Goal: All lines featuring the string "agua" are to be listed.

Extracted records

════════

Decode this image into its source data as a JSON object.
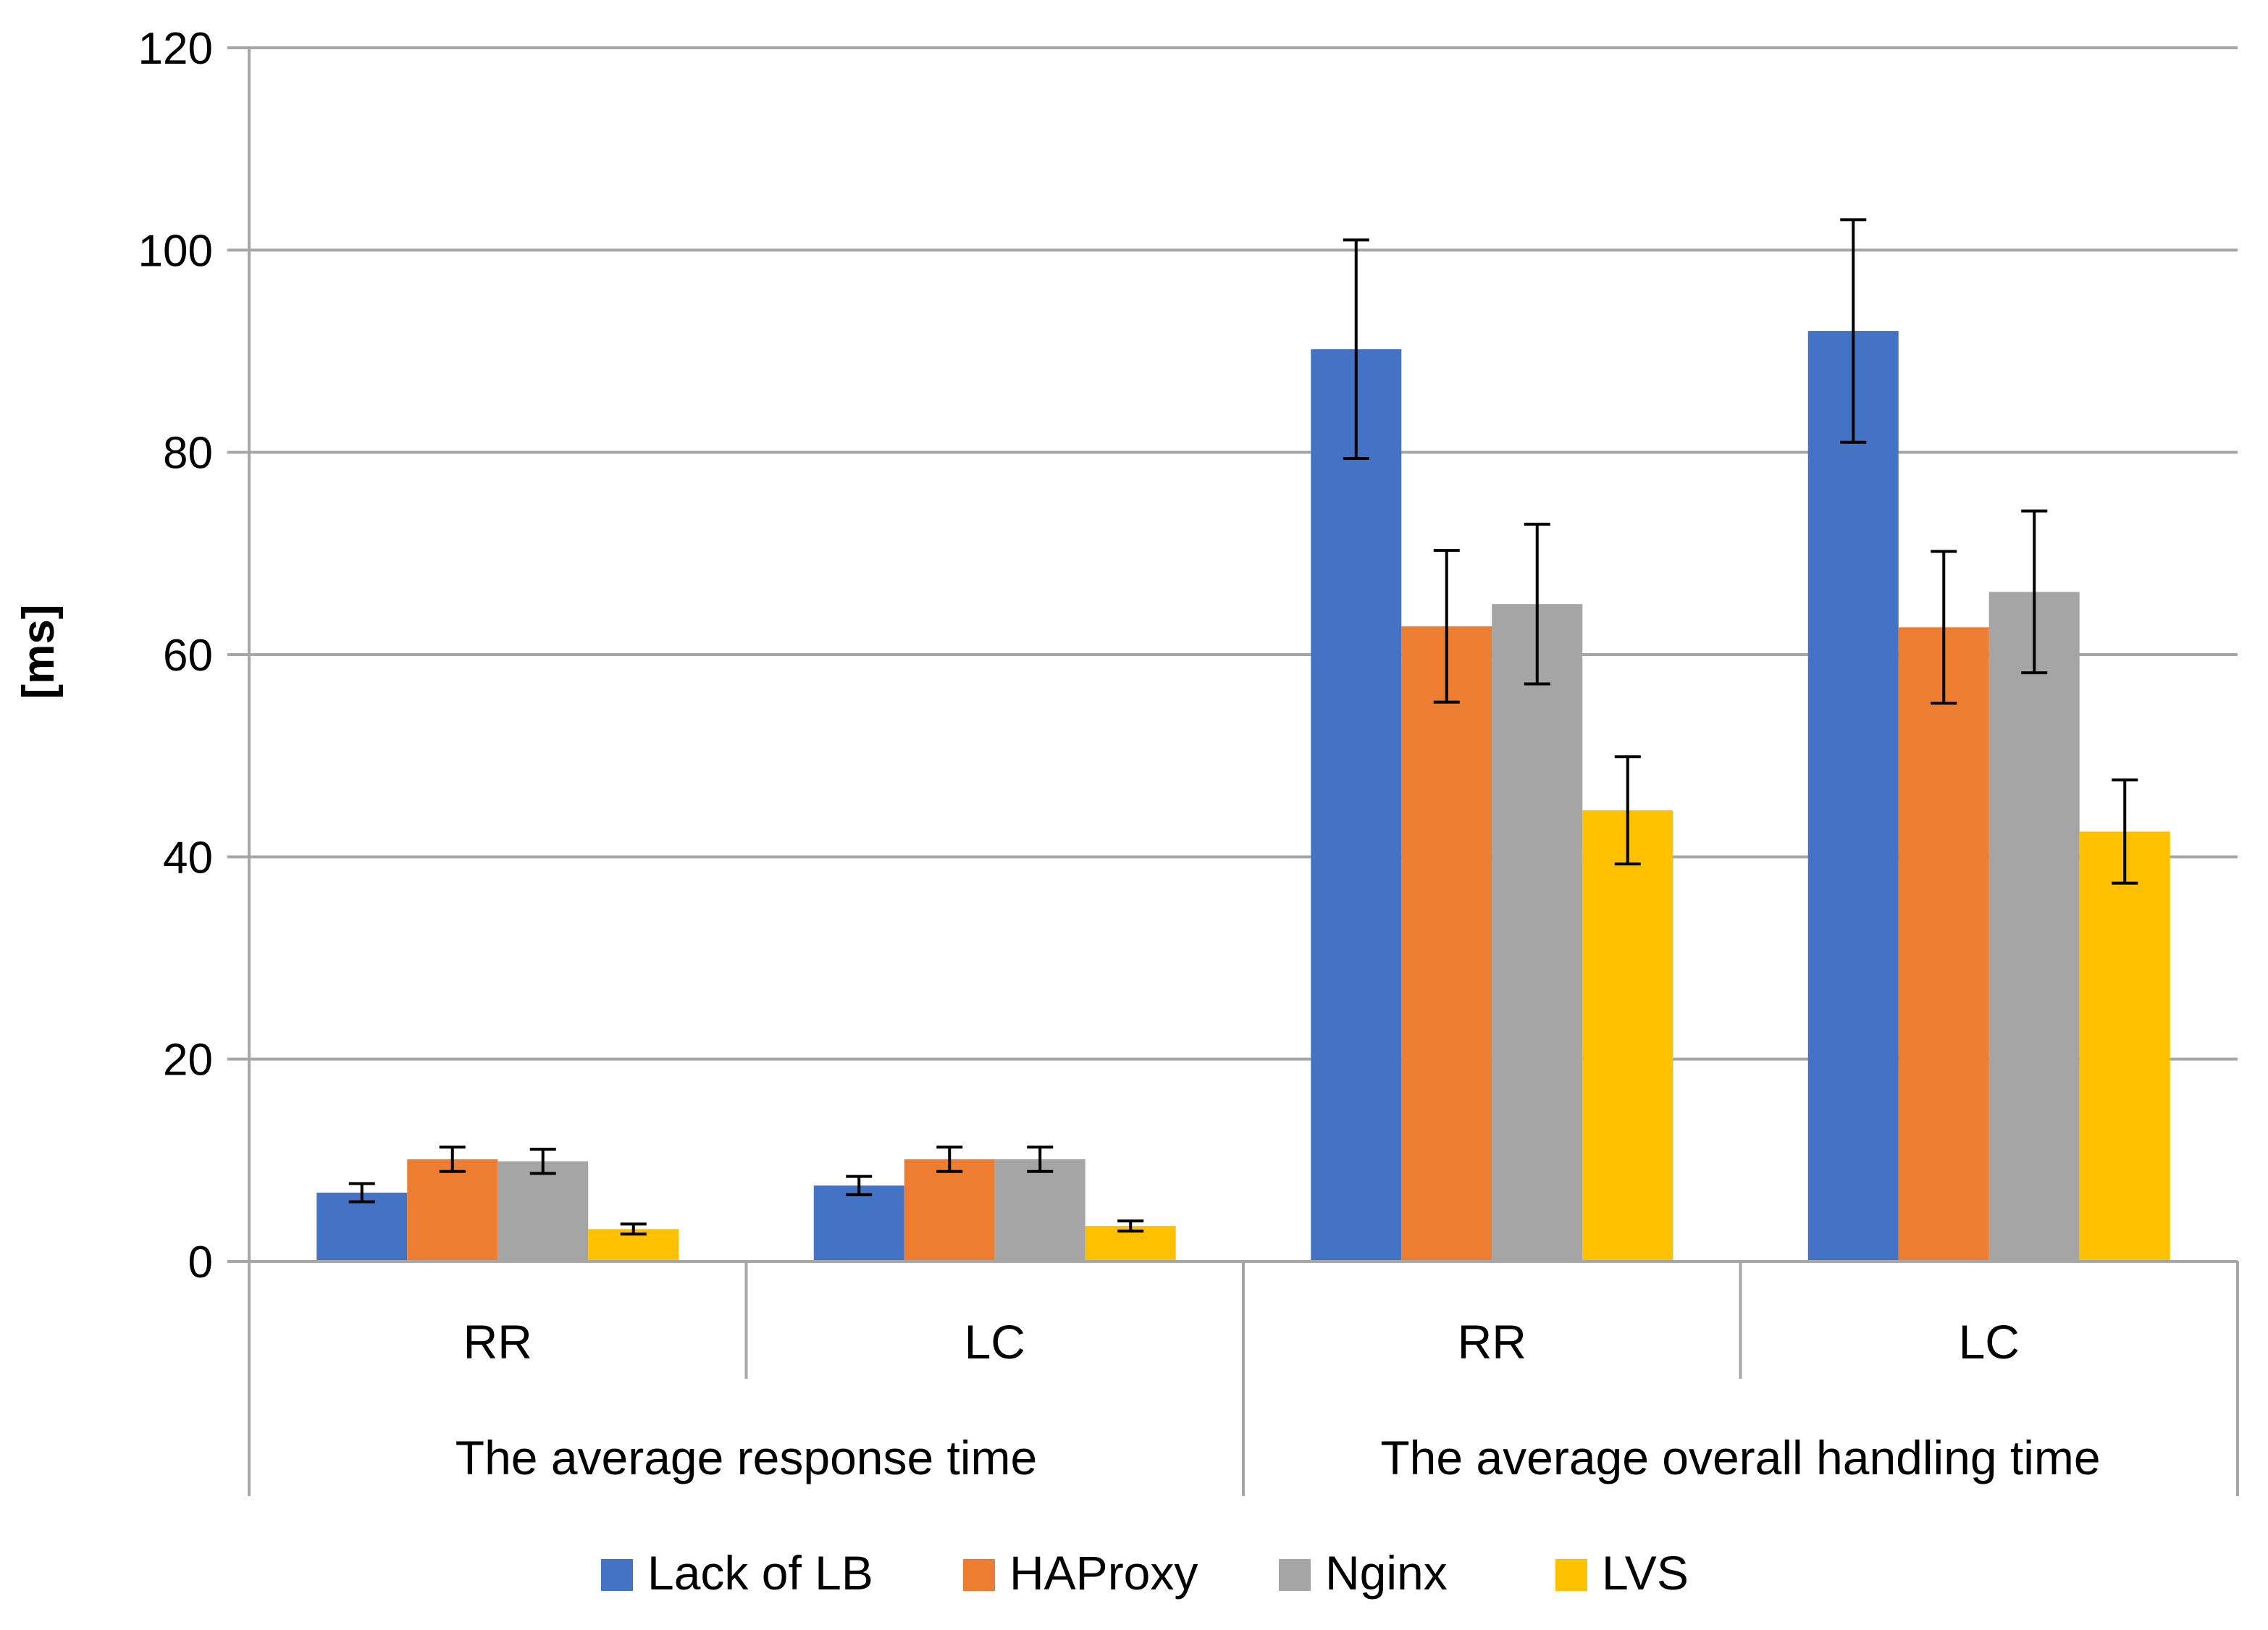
{
  "chart_data": {
    "type": "bar",
    "ylabel": "[ms]",
    "ylim": [
      0,
      120
    ],
    "yticks": [
      0,
      20,
      40,
      60,
      80,
      100,
      120
    ],
    "grid": true,
    "legend_position": "bottom",
    "groups": [
      {
        "label": "The average response time",
        "categories": [
          "RR",
          "LC"
        ]
      },
      {
        "label": "The average overall handling time",
        "categories": [
          "RR",
          "LC"
        ]
      }
    ],
    "series": [
      {
        "name": "Lack of LB",
        "color": "#4472C4",
        "values": [
          6.8,
          7.5,
          90.2,
          92.0
        ],
        "errors": [
          0.9,
          0.9,
          10.8,
          11.0
        ]
      },
      {
        "name": "HAProxy",
        "color": "#ED7D31",
        "values": [
          10.1,
          10.1,
          62.8,
          62.7
        ],
        "errors": [
          1.2,
          1.2,
          7.5,
          7.5
        ]
      },
      {
        "name": "Nginx",
        "color": "#A5A5A5",
        "values": [
          9.9,
          10.1,
          65.0,
          66.2
        ],
        "errors": [
          1.2,
          1.2,
          7.9,
          8.0
        ]
      },
      {
        "name": "LVS",
        "color": "#FFC000",
        "values": [
          3.2,
          3.5,
          44.6,
          42.5
        ],
        "errors": [
          0.5,
          0.5,
          5.3,
          5.1
        ]
      }
    ]
  }
}
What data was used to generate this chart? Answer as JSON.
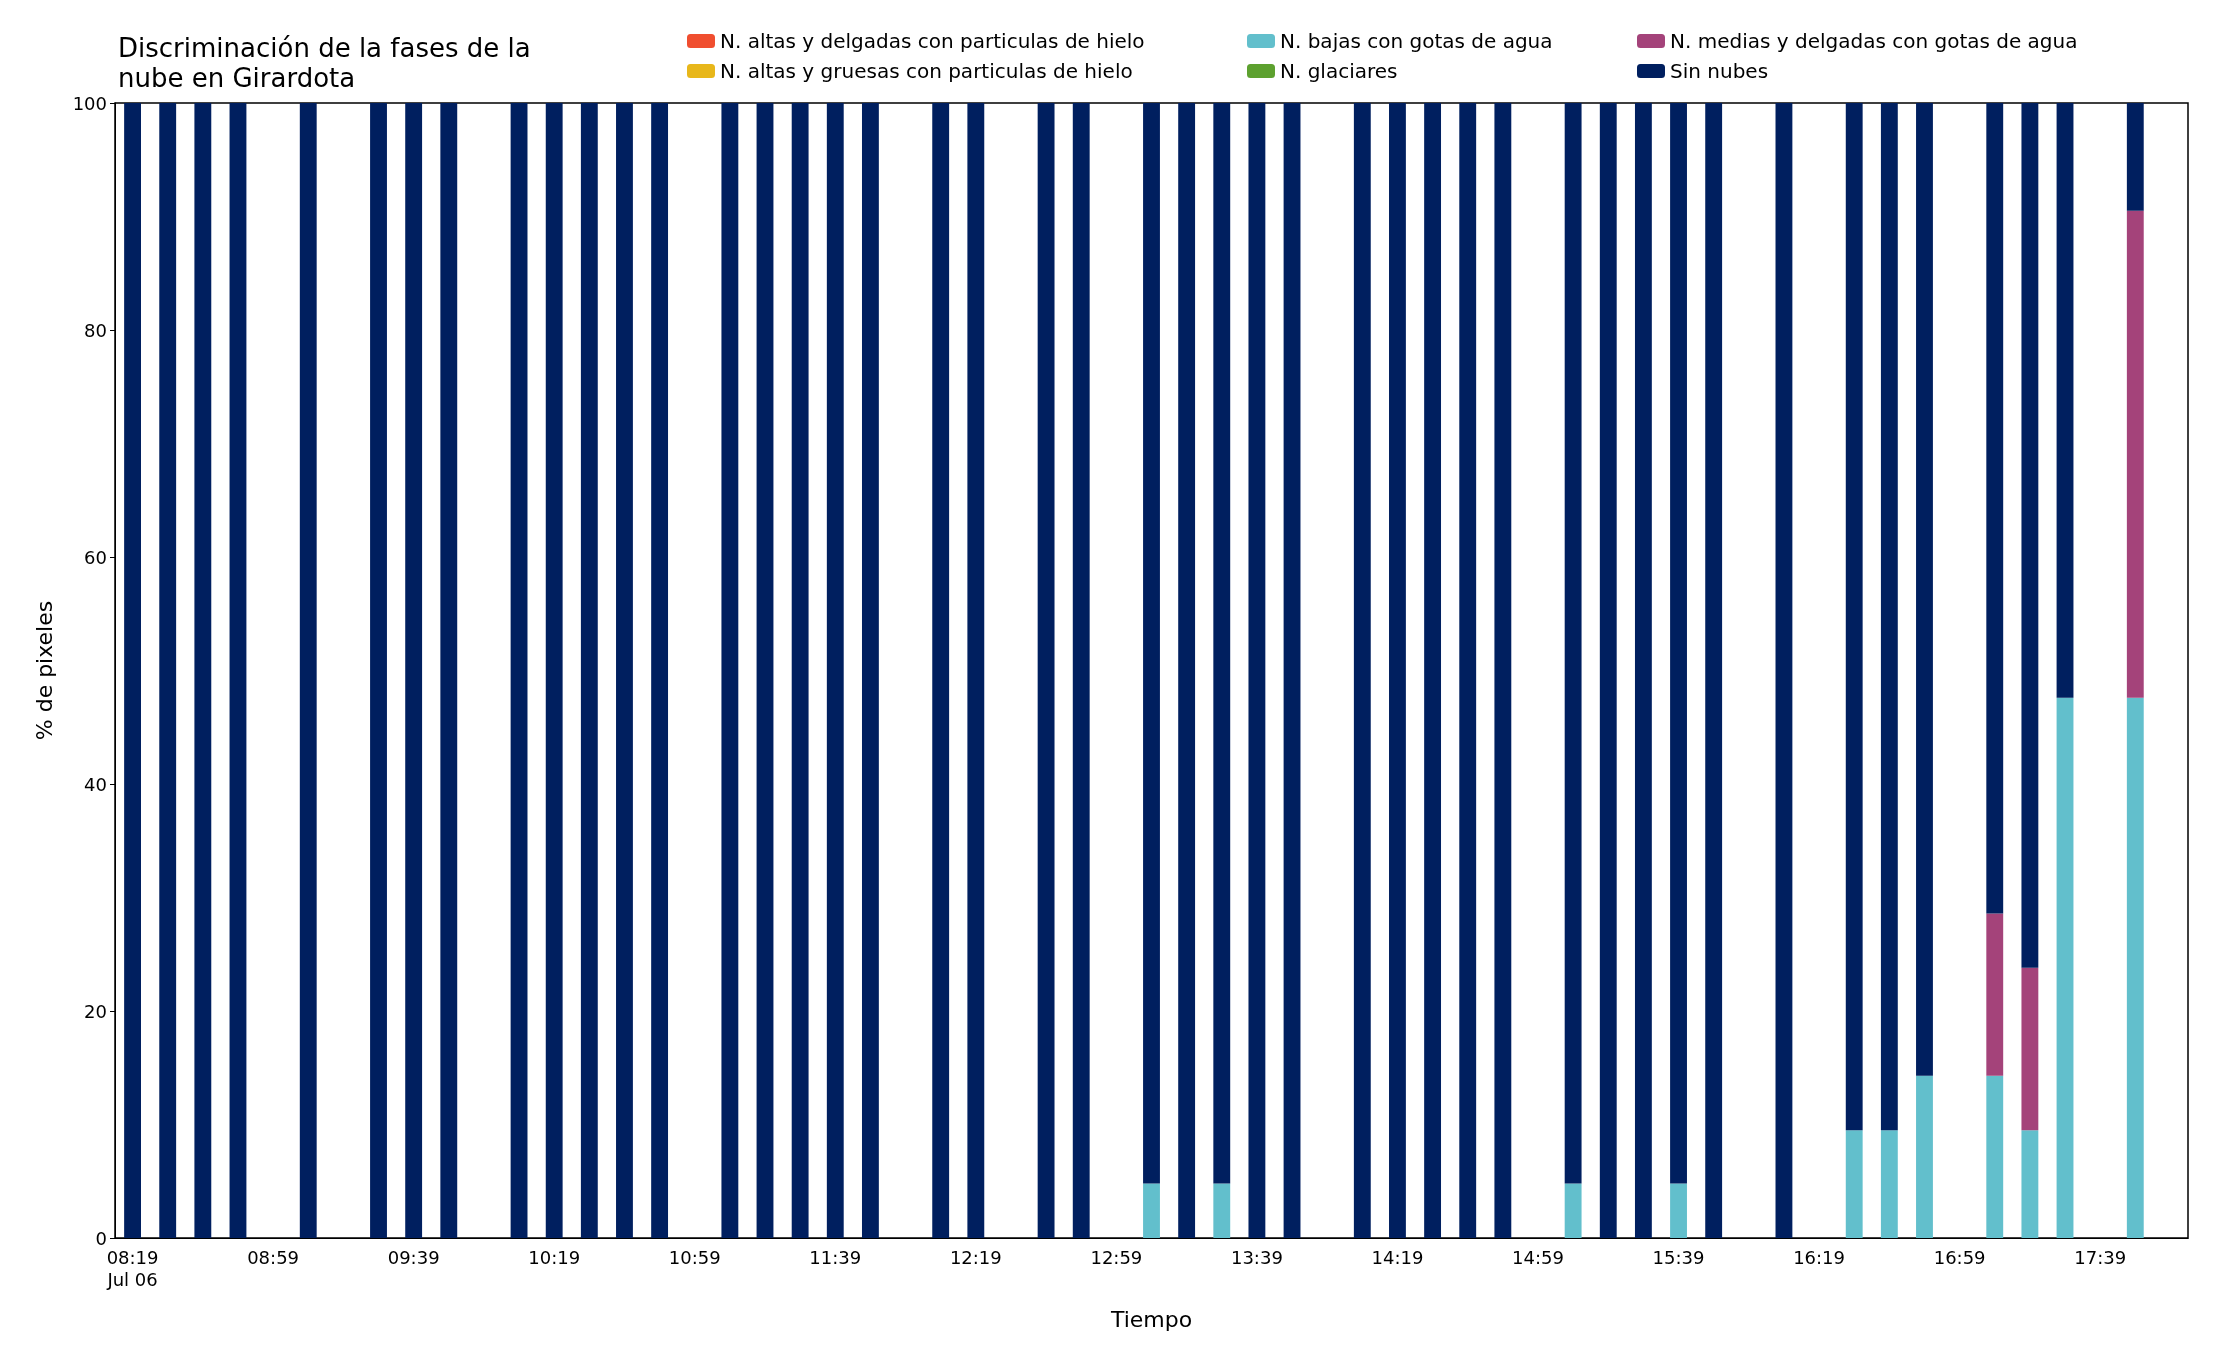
{
  "chart_data": {
    "type": "bar",
    "stacked": true,
    "title": "Discriminación de la fases de la\nnube en Girardota",
    "xlabel": "Tiempo",
    "ylabel": "% de pixeles",
    "legend": "top right",
    "grid": false,
    "ylim": [
      0,
      100
    ],
    "yticks": [
      0,
      20,
      40,
      60,
      80,
      100
    ],
    "categories": [
      "08:19\nJul 06",
      null,
      null,
      null,
      "08:59",
      null,
      null,
      null,
      "09:39",
      null,
      null,
      null,
      "10:19",
      null,
      null,
      null,
      "10:59",
      null,
      null,
      null,
      "11:39",
      null,
      null,
      null,
      "12:19",
      null,
      null,
      null,
      "12:59",
      null,
      null,
      null,
      "13:39",
      null,
      null,
      null,
      "14:19",
      null,
      null,
      null,
      "14:59",
      null,
      null,
      null,
      "15:39",
      null,
      null,
      null,
      "16:19",
      null,
      null,
      null,
      "16:59",
      null,
      null,
      null,
      "17:39",
      null,
      null
    ],
    "series": [
      {
        "name": "N. altas y delgadas con particulas de hielo",
        "color": "#f04e2f",
        "values": [
          0,
          0,
          0,
          0,
          null,
          0,
          null,
          0,
          0,
          0,
          null,
          0,
          0,
          0,
          0,
          0,
          null,
          0,
          0,
          0,
          0,
          0,
          null,
          0,
          0,
          null,
          0,
          0,
          null,
          0,
          0,
          0,
          0,
          0,
          null,
          0,
          0,
          0,
          0,
          0,
          null,
          0,
          0,
          0,
          0,
          0,
          null,
          0,
          null,
          0,
          0,
          0,
          null,
          0,
          0,
          0,
          null,
          0,
          null
        ]
      },
      {
        "name": "N. altas y gruesas con particulas de hielo",
        "color": "#e8b71a",
        "values": [
          0,
          0,
          0,
          0,
          null,
          0,
          null,
          0,
          0,
          0,
          null,
          0,
          0,
          0,
          0,
          0,
          null,
          0,
          0,
          0,
          0,
          0,
          null,
          0,
          0,
          null,
          0,
          0,
          null,
          0,
          0,
          0,
          0,
          0,
          null,
          0,
          0,
          0,
          0,
          0,
          null,
          0,
          0,
          0,
          0,
          0,
          null,
          0,
          null,
          0,
          0,
          0,
          null,
          0,
          0,
          0,
          null,
          0,
          null
        ]
      },
      {
        "name": "N. bajas con gotas de agua",
        "color": "#62bfcc",
        "values": [
          0,
          0,
          0,
          0,
          null,
          0,
          null,
          0,
          0,
          0,
          null,
          0,
          0,
          0,
          0,
          0,
          null,
          0,
          0,
          0,
          0,
          0,
          null,
          0,
          0,
          null,
          0,
          0,
          null,
          4.8,
          0,
          4.8,
          0,
          0,
          null,
          0,
          0,
          0,
          0,
          0,
          null,
          4.8,
          0,
          0,
          4.8,
          0,
          null,
          0,
          null,
          9.5,
          9.5,
          14.3,
          null,
          14.3,
          9.5,
          47.6,
          null,
          47.6,
          null
        ]
      },
      {
        "name": "N. glaciares",
        "color": "#5da12f",
        "values": [
          0,
          0,
          0,
          0,
          null,
          0,
          null,
          0,
          0,
          0,
          null,
          0,
          0,
          0,
          0,
          0,
          null,
          0,
          0,
          0,
          0,
          0,
          null,
          0,
          0,
          null,
          0,
          0,
          null,
          0,
          0,
          0,
          0,
          0,
          null,
          0,
          0,
          0,
          0,
          0,
          null,
          0,
          0,
          0,
          0,
          0,
          null,
          0,
          null,
          0,
          0,
          0,
          null,
          0,
          0,
          0,
          null,
          0,
          null
        ]
      },
      {
        "name": "N. medias y delgadas con gotas de agua",
        "color": "#a4437a",
        "values": [
          0,
          0,
          0,
          0,
          null,
          0,
          null,
          0,
          0,
          0,
          null,
          0,
          0,
          0,
          0,
          0,
          null,
          0,
          0,
          0,
          0,
          0,
          null,
          0,
          0,
          null,
          0,
          0,
          null,
          0,
          0,
          0,
          0,
          0,
          null,
          0,
          0,
          0,
          0,
          0,
          null,
          0,
          0,
          0,
          0,
          0,
          null,
          0,
          null,
          0,
          0,
          0,
          null,
          14.3,
          14.3,
          0,
          null,
          42.9,
          null
        ]
      },
      {
        "name": "Sin nubes",
        "color": "#001f5f",
        "values": [
          100,
          100,
          100,
          100,
          null,
          100,
          null,
          100,
          100,
          100,
          null,
          100,
          100,
          100,
          100,
          100,
          null,
          100,
          100,
          100,
          100,
          100,
          null,
          100,
          100,
          null,
          100,
          100,
          null,
          95.2,
          100,
          95.2,
          100,
          100,
          null,
          100,
          100,
          100,
          100,
          100,
          null,
          95.2,
          100,
          100,
          95.2,
          100,
          null,
          100,
          null,
          90.5,
          90.5,
          85.7,
          null,
          71.4,
          76.2,
          52.4,
          null,
          9.5,
          null
        ]
      }
    ]
  }
}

════════

Task response:
        "name": "N. bajas con gotas de agua",
        "name": "N. medias y delgadas con gotas de agua",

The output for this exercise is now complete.